───── MATERIALS PROVIDED

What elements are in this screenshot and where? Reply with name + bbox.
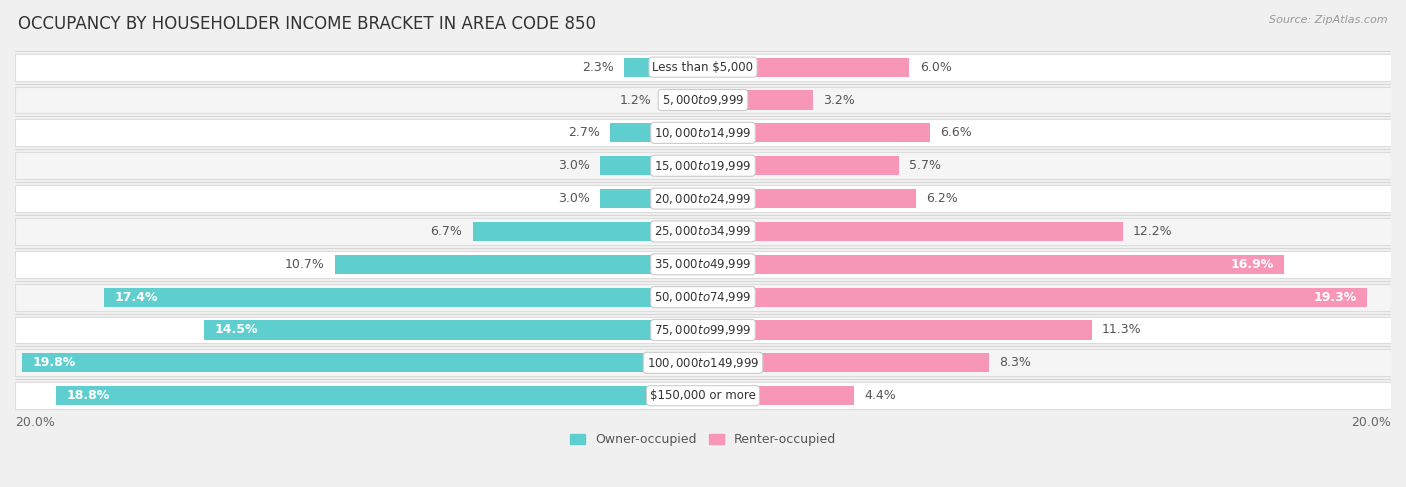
Bar <box>662 91 703 110</box>
Text: 2.3%: 2.3% <box>582 61 613 74</box>
Text: 4.4%: 4.4% <box>865 389 897 402</box>
Text: 6.2%: 6.2% <box>927 192 959 205</box>
Text: OCCUPANCY BY HOUSEHOLDER INCOME BRACKET IN AREA CODE 850: OCCUPANCY BY HOUSEHOLDER INCOME BRACKET … <box>18 15 596 33</box>
Bar <box>703 386 855 405</box>
Text: 16.9%: 16.9% <box>1230 258 1274 271</box>
Text: $35,000 to $49,999: $35,000 to $49,999 <box>654 257 752 271</box>
Text: $15,000 to $19,999: $15,000 to $19,999 <box>654 159 752 173</box>
Bar <box>703 288 1367 307</box>
Text: 2.7%: 2.7% <box>568 126 600 139</box>
Bar <box>15 185 1391 212</box>
Bar <box>610 123 703 142</box>
Text: $100,000 to $149,999: $100,000 to $149,999 <box>647 356 759 370</box>
Text: 3.0%: 3.0% <box>558 192 589 205</box>
Text: 19.3%: 19.3% <box>1313 291 1357 303</box>
Text: 1.2%: 1.2% <box>620 94 651 107</box>
Bar <box>15 54 1391 81</box>
Text: 3.2%: 3.2% <box>824 94 855 107</box>
Bar <box>600 156 703 175</box>
Text: $25,000 to $34,999: $25,000 to $34,999 <box>654 225 752 239</box>
Bar <box>15 152 1391 179</box>
Text: 19.8%: 19.8% <box>32 356 76 369</box>
Bar <box>703 57 910 76</box>
Text: 10.7%: 10.7% <box>285 258 325 271</box>
Text: 6.6%: 6.6% <box>941 126 972 139</box>
Text: $5,000 to $9,999: $5,000 to $9,999 <box>662 93 744 107</box>
Text: 6.0%: 6.0% <box>920 61 952 74</box>
Bar <box>600 189 703 208</box>
Text: $50,000 to $74,999: $50,000 to $74,999 <box>654 290 752 304</box>
Bar <box>15 119 1391 146</box>
Bar <box>15 382 1391 409</box>
Bar <box>703 255 1284 274</box>
Text: Source: ZipAtlas.com: Source: ZipAtlas.com <box>1270 15 1388 25</box>
Bar <box>703 354 988 373</box>
Bar <box>15 87 1391 113</box>
Text: 14.5%: 14.5% <box>215 323 259 337</box>
Bar <box>703 91 813 110</box>
Legend: Owner-occupied, Renter-occupied: Owner-occupied, Renter-occupied <box>565 428 841 451</box>
Bar <box>56 386 703 405</box>
Bar <box>703 156 898 175</box>
Text: 6.7%: 6.7% <box>430 225 463 238</box>
Text: $10,000 to $14,999: $10,000 to $14,999 <box>654 126 752 140</box>
Bar <box>22 354 703 373</box>
Text: 20.0%: 20.0% <box>1351 416 1391 429</box>
Text: 3.0%: 3.0% <box>558 159 589 172</box>
Bar <box>104 288 703 307</box>
Bar <box>703 123 929 142</box>
Text: 17.4%: 17.4% <box>115 291 159 303</box>
Text: 18.8%: 18.8% <box>66 389 110 402</box>
Text: $150,000 or more: $150,000 or more <box>650 389 756 402</box>
Text: 12.2%: 12.2% <box>1133 225 1173 238</box>
Text: 8.3%: 8.3% <box>998 356 1031 369</box>
Bar <box>472 222 703 241</box>
Bar <box>703 222 1122 241</box>
Text: 11.3%: 11.3% <box>1102 323 1142 337</box>
Text: Less than $5,000: Less than $5,000 <box>652 61 754 74</box>
Bar <box>15 251 1391 278</box>
Bar <box>15 317 1391 343</box>
Bar <box>335 255 703 274</box>
Bar <box>15 349 1391 376</box>
Bar <box>624 57 703 76</box>
Text: 5.7%: 5.7% <box>910 159 942 172</box>
Bar <box>703 320 1091 339</box>
Text: 20.0%: 20.0% <box>15 416 55 429</box>
Text: $20,000 to $24,999: $20,000 to $24,999 <box>654 191 752 206</box>
Bar <box>15 283 1391 311</box>
Bar <box>15 218 1391 245</box>
Bar <box>204 320 703 339</box>
Text: $75,000 to $99,999: $75,000 to $99,999 <box>654 323 752 337</box>
Bar <box>703 189 917 208</box>
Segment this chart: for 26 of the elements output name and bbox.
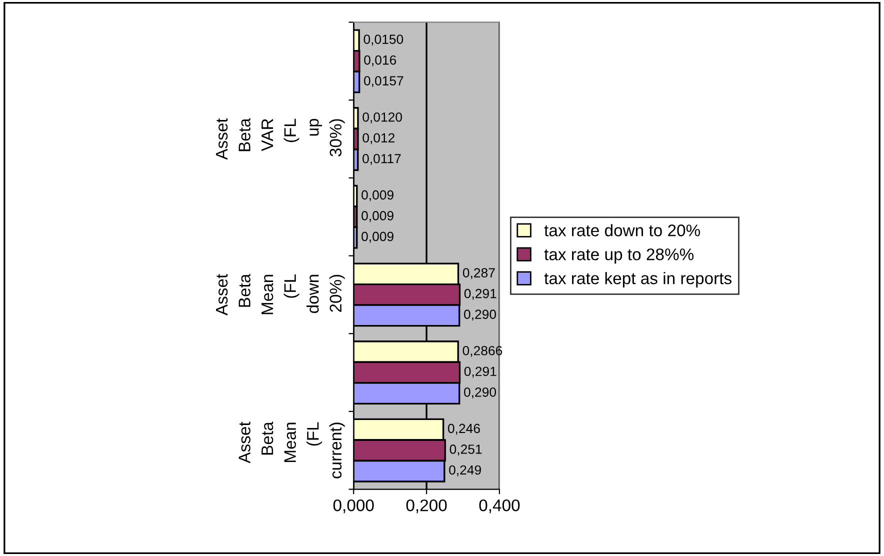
y-tick-label: Asset Beta VAR (FL up 30%) [216,118,345,160]
data-label: 0,0150 [364,34,404,46]
data-label: 0,251 [450,444,482,456]
x-tick-label: 0,200 [406,499,447,514]
data-label: 0,0117 [362,154,401,165]
legend-label: tax rate down to 20% [544,224,700,236]
data-label: 0,009 [362,190,394,202]
x-tick-label: 0,400 [479,499,520,514]
data-label: 0,0120 [362,112,402,124]
legend-label: tax rate kept as in reports [544,272,732,288]
data-label: 0,291 [464,366,496,378]
data-label: 0,009 [362,211,394,222]
legend-label: tax rate up to 28%% [544,248,694,264]
y-tick-label: Asset Beta Mean (FL current) [238,422,345,478]
data-label: 0,290 [464,310,496,321]
data-label: 0,291 [464,288,496,300]
x-tick-label: 0,000 [333,499,374,514]
data-label: 0,249 [449,465,481,476]
data-label: 0,0157 [364,76,404,88]
data-label: 0,287 [462,268,495,280]
data-label: 0,009 [362,232,394,243]
data-label: 0,290 [464,387,496,398]
data-label: 0,246 [448,424,480,435]
y-tick-label: Asset Beta Mean (FL down 20%) [216,274,345,316]
data-label: 0,016 [364,55,396,66]
data-label: 0,012 [362,133,394,144]
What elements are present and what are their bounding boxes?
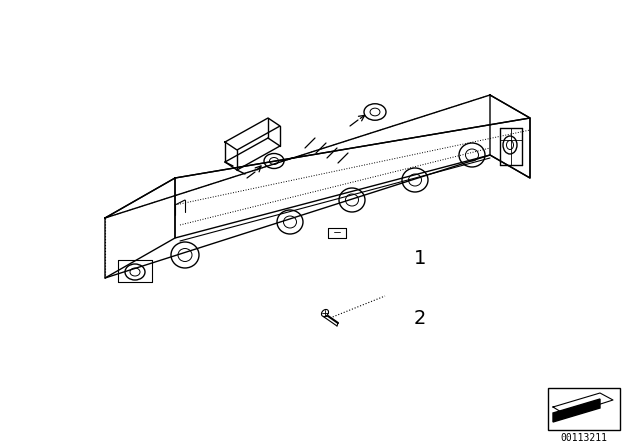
Polygon shape — [553, 399, 600, 422]
Text: 00113211: 00113211 — [561, 433, 607, 443]
Ellipse shape — [321, 310, 328, 317]
Text: 2: 2 — [414, 309, 426, 327]
Text: 1: 1 — [414, 249, 426, 267]
Bar — [548, 388, 620, 430]
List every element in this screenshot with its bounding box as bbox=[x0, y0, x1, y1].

──────────

▶ _TASK_: Copy every one of the entries above word for word, leaving out the pictures.

▶ _EXERCISE OUTPUT_:
What elements are in this screenshot and where? Reply with name + bbox.
Bar <box>662 91 703 110</box>
Text: 2.3%: 2.3% <box>582 61 613 74</box>
Text: 4.4%: 4.4% <box>865 389 897 402</box>
Text: 6.2%: 6.2% <box>927 192 959 205</box>
Text: OCCUPANCY BY HOUSEHOLDER INCOME BRACKET IN AREA CODE 850: OCCUPANCY BY HOUSEHOLDER INCOME BRACKET … <box>18 15 596 33</box>
Bar <box>703 386 855 405</box>
Text: 16.9%: 16.9% <box>1230 258 1274 271</box>
Text: $35,000 to $49,999: $35,000 to $49,999 <box>654 257 752 271</box>
Text: $15,000 to $19,999: $15,000 to $19,999 <box>654 159 752 173</box>
Bar <box>703 288 1367 307</box>
Text: 2.7%: 2.7% <box>568 126 600 139</box>
Bar <box>15 185 1391 212</box>
Bar <box>610 123 703 142</box>
Text: $100,000 to $149,999: $100,000 to $149,999 <box>647 356 759 370</box>
Text: 3.0%: 3.0% <box>558 192 589 205</box>
Text: 19.3%: 19.3% <box>1313 291 1357 303</box>
Text: 1.2%: 1.2% <box>620 94 651 107</box>
Bar <box>15 54 1391 81</box>
Text: 3.2%: 3.2% <box>824 94 855 107</box>
Bar <box>600 156 703 175</box>
Text: $25,000 to $34,999: $25,000 to $34,999 <box>654 225 752 239</box>
Bar <box>15 152 1391 179</box>
Text: 19.8%: 19.8% <box>32 356 76 369</box>
Bar <box>703 57 910 76</box>
Text: 10.7%: 10.7% <box>285 258 325 271</box>
Text: 6.6%: 6.6% <box>941 126 972 139</box>
Text: $5,000 to $9,999: $5,000 to $9,999 <box>662 93 744 107</box>
Text: 6.0%: 6.0% <box>920 61 952 74</box>
Bar <box>600 189 703 208</box>
Text: $50,000 to $74,999: $50,000 to $74,999 <box>654 290 752 304</box>
Bar <box>15 119 1391 146</box>
Bar <box>15 382 1391 409</box>
Bar <box>703 255 1284 274</box>
Text: Source: ZipAtlas.com: Source: ZipAtlas.com <box>1270 15 1388 25</box>
Bar <box>703 354 988 373</box>
Bar <box>15 87 1391 113</box>
Text: 14.5%: 14.5% <box>215 323 259 337</box>
Bar <box>703 91 813 110</box>
Legend: Owner-occupied, Renter-occupied: Owner-occupied, Renter-occupied <box>565 428 841 451</box>
Bar <box>56 386 703 405</box>
Bar <box>703 156 898 175</box>
Text: 6.7%: 6.7% <box>430 225 463 238</box>
Text: $10,000 to $14,999: $10,000 to $14,999 <box>654 126 752 140</box>
Bar <box>22 354 703 373</box>
Text: 20.0%: 20.0% <box>1351 416 1391 429</box>
Text: 3.0%: 3.0% <box>558 159 589 172</box>
Bar <box>104 288 703 307</box>
Bar <box>703 123 929 142</box>
Text: 17.4%: 17.4% <box>115 291 159 303</box>
Text: 18.8%: 18.8% <box>66 389 110 402</box>
Text: $150,000 or more: $150,000 or more <box>650 389 756 402</box>
Text: 12.2%: 12.2% <box>1133 225 1173 238</box>
Text: 8.3%: 8.3% <box>998 356 1031 369</box>
Bar <box>472 222 703 241</box>
Bar <box>703 222 1122 241</box>
Text: 11.3%: 11.3% <box>1102 323 1142 337</box>
Text: Less than $5,000: Less than $5,000 <box>652 61 754 74</box>
Bar <box>15 251 1391 278</box>
Bar <box>15 317 1391 343</box>
Bar <box>335 255 703 274</box>
Bar <box>15 349 1391 376</box>
Bar <box>624 57 703 76</box>
Text: 5.7%: 5.7% <box>910 159 942 172</box>
Bar <box>703 320 1091 339</box>
Text: 20.0%: 20.0% <box>15 416 55 429</box>
Text: $20,000 to $24,999: $20,000 to $24,999 <box>654 191 752 206</box>
Bar <box>15 283 1391 311</box>
Bar <box>15 218 1391 245</box>
Bar <box>204 320 703 339</box>
Text: $75,000 to $99,999: $75,000 to $99,999 <box>654 323 752 337</box>
Bar <box>703 189 917 208</box>
Segment this chart: for 26 of the elements output name and bbox.
y-tick-label: Asset Beta VAR (FL up 30%) [216,118,345,160]
data-label: 0,0150 [364,34,404,46]
data-label: 0,251 [450,444,482,456]
x-tick-label: 0,200 [406,499,447,514]
data-label: 0,0117 [362,154,401,165]
legend-label: tax rate down to 20% [544,224,700,236]
data-label: 0,009 [362,190,394,202]
x-tick-label: 0,400 [479,499,520,514]
data-label: 0,0120 [362,112,402,124]
legend-label: tax rate kept as in reports [544,272,732,288]
data-label: 0,291 [464,366,496,378]
data-label: 0,009 [362,211,394,222]
legend-label: tax rate up to 28%% [544,248,694,264]
y-tick-label: Asset Beta Mean (FL current) [238,422,345,478]
data-label: 0,290 [464,310,496,321]
data-label: 0,291 [464,288,496,300]
x-tick-label: 0,000 [333,499,374,514]
data-label: 0,249 [449,465,481,476]
data-label: 0,0157 [364,76,404,88]
data-label: 0,287 [462,268,495,280]
data-label: 0,009 [362,232,394,243]
data-label: 0,290 [464,387,496,398]
data-label: 0,246 [448,424,480,435]
y-tick-label: Asset Beta Mean (FL down 20%) [216,274,345,316]
data-label: 0,016 [364,55,396,66]
data-label: 0,012 [362,133,394,144]
What elements are present and what are their bounding boxes?
Polygon shape — [553, 399, 600, 422]
Text: 00113211: 00113211 — [561, 433, 607, 443]
Ellipse shape — [321, 310, 328, 317]
Text: 2: 2 — [414, 309, 426, 327]
Text: 1: 1 — [414, 249, 426, 267]
Bar — [548, 388, 620, 430]
List every element in this screenshot with its bounding box as bbox=[x0, y0, x1, y1].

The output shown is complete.